Zadania do wykonania.
[a] Przetłumacz na angielski zdanie z tekstu źródłowego: „A Chińczyk, który robi interesy w Europie, doskonale wie jak zapisać swoje imię i nazwisko alfabetem łacińskim.”
[b] Przepisz fragment tekstu źródłowego od słów "Jak się pojawi" do słów "nazwisko alfabetem łacińskim." włącznie, zastępując "Chińczyk" słowem "Japończyk".
[c] Proszę odpowiedzieć na podstawie tekstu źródłowego: jakiego alfabetu używają Czesi?

Tekst źródłowy.
:::::
-
31. Data: 2016-06-19 23:33:46
Temat: Re: Bank i staruszka
Od: Liwiusz <l...@b...tego.poczta.onet.pl>
W dniu 2016-06-19 o 23:21, Sebastian Biały pisze:
> On 2016-06-19 22:40, Liwiusz wrote:
>> Rozumiem, że jak przyjedzie do nas obywatel hipotetycznego kraju
>> używającego alfabetu Morse'a, to może się podpisać alfabetem Morse'a.
>
> Zgadłeś skąd się wziął "-" ! Brawo. Wygrywasz wycieczkę na Antarktydę,
> już dzisiaj zaczynaj kurs pingwinowego.
>
> Serio, myślisz że każdy język da się przełozyć na łaciński alfabet? Na
> przykład taki mlaskany !o!kung. Tak, te wykrzykniki to transkrypcja
> mlasku. Czy wykrzyknik jest literą w mlaskanych nazwiaskach? Ewentualnie
> może !Xóo bo ładnie wygląda. A te daszki, fakt, nijak nie pasują do
Ty sprowadzasz wymyślając wydumane sytuacje z językami bez transkrypcji.
Jak się pojawi taki przypadek, wówczas będzie się zastanawiać jak go
rozwiązać, i akurat ty będziesz ostatnią osobą, której zdanie się będzie
liczyło.
A Chińczyk, który robi interesy w Europie, doskonale wie jak zapisać
swoje imię i nazwisko alfabetem łacińskim.
> naszych literek. Hmmm idąc dalej czy czesi powinni pisać swoje nazwiska
Trochę zaAkarmuję, ale gdzie kupiłeś swoje świadectwo szkolne, skoro nie
wiesz, że Czesi używają normalnego łacińskiego alfabetu?
> przez sz i cz jak sa w PL a jak nie są to przez głupie daszki? A jak
> Polak sprzeda Czechowi samochód to spisują dwie umowy i na każdej
> podpisują się na dwa sposoby?
No właśnie, zastanów się, pomyśl, opisz wnioski, jeśli cię to nie
przerośnie.
:::::
Zapisane pozycje zbioru danych.
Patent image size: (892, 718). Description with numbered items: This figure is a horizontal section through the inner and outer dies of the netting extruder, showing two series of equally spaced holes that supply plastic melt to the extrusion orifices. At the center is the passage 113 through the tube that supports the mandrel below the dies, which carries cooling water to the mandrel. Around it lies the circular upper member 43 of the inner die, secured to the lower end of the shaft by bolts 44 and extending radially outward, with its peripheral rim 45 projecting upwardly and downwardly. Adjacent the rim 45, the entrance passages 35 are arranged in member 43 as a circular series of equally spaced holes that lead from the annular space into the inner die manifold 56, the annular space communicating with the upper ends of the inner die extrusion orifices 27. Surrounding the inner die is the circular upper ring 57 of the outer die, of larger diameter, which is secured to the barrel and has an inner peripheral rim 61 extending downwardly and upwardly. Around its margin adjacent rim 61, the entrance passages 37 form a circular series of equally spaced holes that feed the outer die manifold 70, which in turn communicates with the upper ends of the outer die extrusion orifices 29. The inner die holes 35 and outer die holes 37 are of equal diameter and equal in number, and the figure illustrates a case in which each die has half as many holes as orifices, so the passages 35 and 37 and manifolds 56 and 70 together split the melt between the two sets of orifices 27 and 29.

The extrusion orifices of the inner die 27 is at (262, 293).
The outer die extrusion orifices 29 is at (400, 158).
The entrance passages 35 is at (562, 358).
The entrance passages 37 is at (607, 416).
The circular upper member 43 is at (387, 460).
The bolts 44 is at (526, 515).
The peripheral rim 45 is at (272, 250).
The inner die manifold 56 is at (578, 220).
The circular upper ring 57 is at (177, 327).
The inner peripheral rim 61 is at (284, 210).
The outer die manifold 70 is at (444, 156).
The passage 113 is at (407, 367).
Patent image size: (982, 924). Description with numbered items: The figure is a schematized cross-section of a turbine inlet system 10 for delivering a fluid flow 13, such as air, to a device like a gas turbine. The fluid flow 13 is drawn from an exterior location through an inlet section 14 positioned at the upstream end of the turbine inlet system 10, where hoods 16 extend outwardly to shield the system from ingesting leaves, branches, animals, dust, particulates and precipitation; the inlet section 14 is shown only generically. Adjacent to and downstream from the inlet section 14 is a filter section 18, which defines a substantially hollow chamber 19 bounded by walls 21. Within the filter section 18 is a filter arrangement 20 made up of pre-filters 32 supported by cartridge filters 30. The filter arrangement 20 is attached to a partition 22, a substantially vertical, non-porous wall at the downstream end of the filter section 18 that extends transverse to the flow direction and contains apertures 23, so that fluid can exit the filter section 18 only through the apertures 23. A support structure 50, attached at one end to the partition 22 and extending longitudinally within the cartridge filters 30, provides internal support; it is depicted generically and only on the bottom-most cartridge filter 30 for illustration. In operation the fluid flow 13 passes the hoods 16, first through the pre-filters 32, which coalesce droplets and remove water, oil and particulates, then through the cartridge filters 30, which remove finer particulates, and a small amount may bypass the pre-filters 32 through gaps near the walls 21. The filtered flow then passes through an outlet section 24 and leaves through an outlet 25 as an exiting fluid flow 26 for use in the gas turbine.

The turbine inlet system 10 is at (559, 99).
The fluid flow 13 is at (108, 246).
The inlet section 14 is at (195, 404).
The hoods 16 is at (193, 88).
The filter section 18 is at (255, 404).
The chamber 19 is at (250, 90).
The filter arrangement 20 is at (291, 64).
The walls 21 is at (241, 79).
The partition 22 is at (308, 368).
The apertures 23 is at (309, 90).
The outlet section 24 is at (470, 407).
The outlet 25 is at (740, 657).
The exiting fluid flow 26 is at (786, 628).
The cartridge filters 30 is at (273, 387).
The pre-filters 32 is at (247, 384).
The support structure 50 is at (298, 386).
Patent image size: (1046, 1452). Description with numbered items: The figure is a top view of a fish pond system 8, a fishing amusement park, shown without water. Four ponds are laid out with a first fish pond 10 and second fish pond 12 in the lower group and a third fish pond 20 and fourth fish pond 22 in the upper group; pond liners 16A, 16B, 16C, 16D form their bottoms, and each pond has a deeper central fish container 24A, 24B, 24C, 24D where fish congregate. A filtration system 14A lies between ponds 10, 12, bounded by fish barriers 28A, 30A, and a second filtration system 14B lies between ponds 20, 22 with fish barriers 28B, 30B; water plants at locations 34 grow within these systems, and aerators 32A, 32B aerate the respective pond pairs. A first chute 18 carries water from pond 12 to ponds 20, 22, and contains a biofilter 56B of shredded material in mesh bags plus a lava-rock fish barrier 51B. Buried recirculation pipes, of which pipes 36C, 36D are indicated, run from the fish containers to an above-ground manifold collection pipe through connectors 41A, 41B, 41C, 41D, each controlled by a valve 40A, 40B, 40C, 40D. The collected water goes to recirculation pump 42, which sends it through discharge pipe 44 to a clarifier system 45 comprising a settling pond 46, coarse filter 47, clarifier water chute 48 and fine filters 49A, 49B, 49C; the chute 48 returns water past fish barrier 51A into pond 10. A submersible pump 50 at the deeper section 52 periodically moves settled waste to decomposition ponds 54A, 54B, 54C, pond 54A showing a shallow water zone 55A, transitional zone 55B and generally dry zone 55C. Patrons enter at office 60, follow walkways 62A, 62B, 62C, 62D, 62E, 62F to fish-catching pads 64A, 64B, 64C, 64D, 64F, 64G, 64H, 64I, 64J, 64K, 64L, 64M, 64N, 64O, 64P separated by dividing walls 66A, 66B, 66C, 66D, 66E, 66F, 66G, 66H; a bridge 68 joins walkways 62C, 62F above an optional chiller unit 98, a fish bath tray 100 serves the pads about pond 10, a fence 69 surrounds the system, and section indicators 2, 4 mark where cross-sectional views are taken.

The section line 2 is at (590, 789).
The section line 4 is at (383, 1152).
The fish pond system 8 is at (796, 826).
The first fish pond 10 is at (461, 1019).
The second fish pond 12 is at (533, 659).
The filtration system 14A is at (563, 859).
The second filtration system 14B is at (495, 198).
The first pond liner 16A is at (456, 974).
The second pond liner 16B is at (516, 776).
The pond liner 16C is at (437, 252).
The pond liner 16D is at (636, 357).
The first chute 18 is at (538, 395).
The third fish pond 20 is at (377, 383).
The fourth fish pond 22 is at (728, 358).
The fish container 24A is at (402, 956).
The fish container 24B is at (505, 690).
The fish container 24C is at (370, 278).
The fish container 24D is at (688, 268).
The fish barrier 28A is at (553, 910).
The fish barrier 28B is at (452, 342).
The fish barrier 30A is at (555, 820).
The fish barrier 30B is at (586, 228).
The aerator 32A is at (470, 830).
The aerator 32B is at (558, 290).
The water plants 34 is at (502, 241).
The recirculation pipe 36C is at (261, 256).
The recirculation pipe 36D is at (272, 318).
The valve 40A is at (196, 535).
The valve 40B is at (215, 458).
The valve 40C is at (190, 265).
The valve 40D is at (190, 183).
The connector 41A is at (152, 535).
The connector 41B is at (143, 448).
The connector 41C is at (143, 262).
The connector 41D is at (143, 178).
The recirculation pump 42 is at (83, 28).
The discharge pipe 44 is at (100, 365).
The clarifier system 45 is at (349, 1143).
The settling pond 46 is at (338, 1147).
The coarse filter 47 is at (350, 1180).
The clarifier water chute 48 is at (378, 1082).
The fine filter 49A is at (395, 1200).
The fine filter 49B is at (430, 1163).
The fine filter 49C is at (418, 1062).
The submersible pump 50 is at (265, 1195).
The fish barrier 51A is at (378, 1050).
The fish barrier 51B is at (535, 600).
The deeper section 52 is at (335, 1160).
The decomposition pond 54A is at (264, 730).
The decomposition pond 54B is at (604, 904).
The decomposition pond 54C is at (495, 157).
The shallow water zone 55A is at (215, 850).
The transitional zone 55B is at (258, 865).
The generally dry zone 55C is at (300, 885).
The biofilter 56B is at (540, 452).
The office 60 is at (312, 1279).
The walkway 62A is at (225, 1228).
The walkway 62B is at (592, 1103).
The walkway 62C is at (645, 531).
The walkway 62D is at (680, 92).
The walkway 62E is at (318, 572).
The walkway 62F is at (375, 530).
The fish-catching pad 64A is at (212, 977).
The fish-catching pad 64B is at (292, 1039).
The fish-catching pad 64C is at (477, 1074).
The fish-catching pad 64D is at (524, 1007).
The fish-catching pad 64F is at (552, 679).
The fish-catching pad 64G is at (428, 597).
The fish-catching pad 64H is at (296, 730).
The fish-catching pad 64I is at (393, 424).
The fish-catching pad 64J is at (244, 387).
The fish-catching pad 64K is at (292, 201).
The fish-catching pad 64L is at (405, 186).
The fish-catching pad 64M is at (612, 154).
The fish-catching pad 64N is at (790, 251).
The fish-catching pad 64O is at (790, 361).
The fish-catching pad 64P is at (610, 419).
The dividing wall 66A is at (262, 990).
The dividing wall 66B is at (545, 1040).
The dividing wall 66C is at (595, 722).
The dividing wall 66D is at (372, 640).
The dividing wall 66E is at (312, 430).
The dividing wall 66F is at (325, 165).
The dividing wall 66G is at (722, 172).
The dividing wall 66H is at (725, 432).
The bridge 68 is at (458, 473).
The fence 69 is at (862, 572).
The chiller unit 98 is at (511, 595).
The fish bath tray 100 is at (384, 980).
:::::
Rozwiązania zadań.
[a] And a Chinese person who does business in Europe knows perfectly well how to write his first name and surname in the Latin alphabet.

[b]
Jak się pojawi taki przypadek, wówczas będzie się zastanawiać jak go
rozwiązać, i akurat ty będziesz ostatnią osobą, której zdanie się będzie
liczyło.
A Japończyk, który robi interesy w Europie, doskonale wie jak zapisać
swoje imię i nazwisko alfabetem łacińskim.

[c] Normalnego alfabetu łacińskiego.